Write out each line that follows exactly as it stands, without the pictures.

Data extracted from a collection:

__________________________________________________

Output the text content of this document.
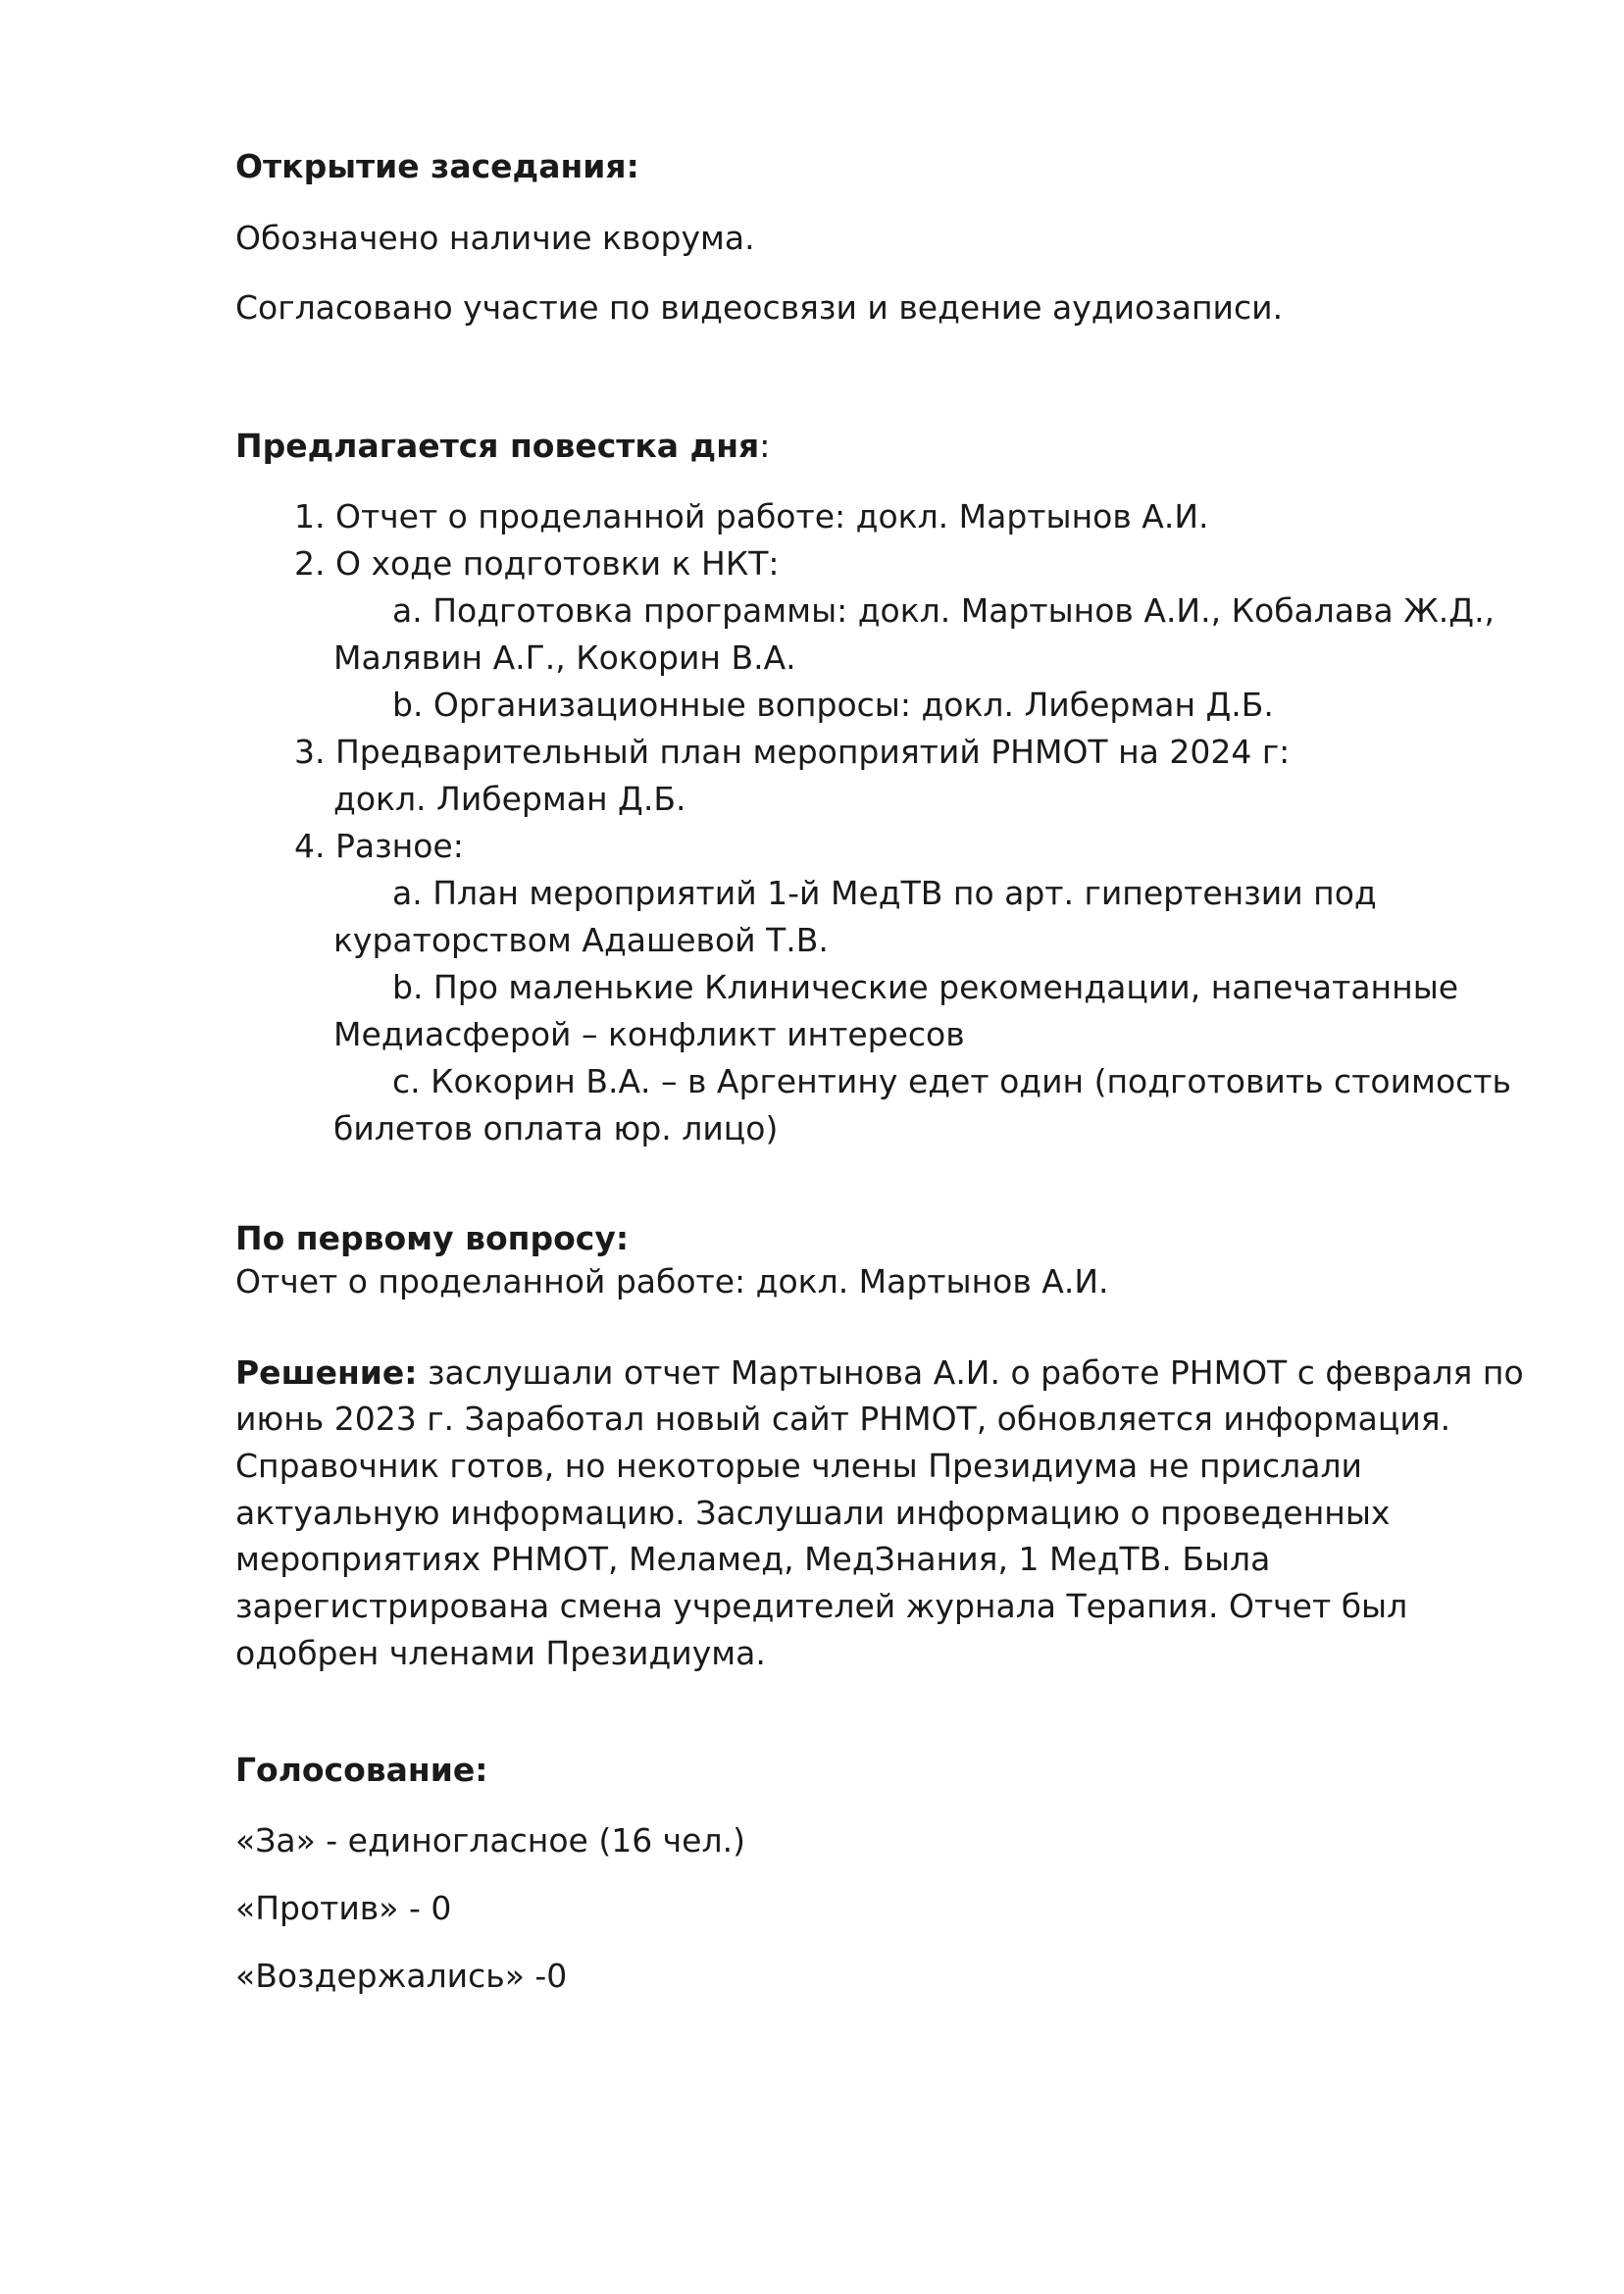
Открытие заседания:
Обозначено наличие кворума.
Согласовано участие по видеосвязи и ведение аудиозаписи.
Предлагается повестка дня:
1. Отчет о проделанной работе: докл. Мартынов А.И.
2. О ходе подготовки к НКТ:
a. Подготовка программы: докл. Мартынов А.И., Кобалава Ж.Д.,
Малявин А.Г., Кокорин В.А.
b. Организационные вопросы: докл. Либерман Д.Б.
3. Предварительный план мероприятий РНМОТ на 2024 г:
докл. Либерман Д.Б.
4. Разное:
a. План мероприятий 1-й МедТВ по арт. гипертензии под
кураторством Адашевой Т.В.
b. Про маленькие Клинические рекомендации, напечатанные
Медиасферой – конфликт интересов
c. Кокорин В.А. – в Аргентину едет один (подготовить стоимость
билетов оплата юр. лицо)
По первому вопросу:
Отчет о проделанной работе: докл. Мартынов А.И.
Решение: заслушали отчет Мартынова А.И. о работе РНМОТ с февраля по
июнь 2023 г. Заработал новый сайт РНМОТ, обновляется информация.
Справочник готов, но некоторые члены Президиума не прислали
актуальную информацию. Заслушали информацию о проведенных
мероприятиях РНМОТ, Меламед, МедЗнания, 1 МедТВ. Была
зарегистрирована смена учредителей журнала Терапия. Отчет был
одобрен членами Президиума.
Голосование:
«За» - единогласное (16 чел.)
«Против» - 0
«Воздержались» -0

__________________________________________________

• [Problem solution]
Output the text content of this document.
Открытие заседания:
Обозначено наличие кворума.
Согласовано участие по видеосвязи и ведение аудиозаписи.
Предлагается повестка дня:
1. Отчет о проделанной работе: докл. Мартынов А.И.
2. О ходе подготовки к НКТ:
a. Подготовка программы: докл. Мартынов А.И., Кобалава Ж.Д.,
Малявин А.Г., Кокорин В.А.
b. Организационные вопросы: докл. Либерман Д.Б.
3. Предварительный план мероприятий РНМОТ на 2024 г:
докл. Либерман Д.Б.
4. Разное:
a. План мероприятий 1-й МедТВ по арт. гипертензии под
кураторством Адашевой Т.В.
b. Про маленькие Клинические рекомендации, напечатанные
Медиасферой – конфликт интересов
c. Кокорин В.А. – в Аргентину едет один (подготовить стоимость
билетов оплата юр. лицо)
По первому вопросу:
Отчет о проделанной работе: докл. Мартынов А.И.
Решение: заслушали отчет Мартынова А.И. о работе РНМОТ с февраля по
июнь 2023 г. Заработал новый сайт РНМОТ, обновляется информация.
Справочник готов, но некоторые члены Президиума не прислали
актуальную информацию. Заслушали информацию о проведенных
мероприятиях РНМОТ, Меламед, МедЗнания, 1 МедТВ. Была
зарегистрирована смена учредителей журнала Терапия. Отчет был
одобрен членами Президиума.
Голосование:
«За» - единогласное (16 чел.)
«Против» - 0
«Воздержались» -0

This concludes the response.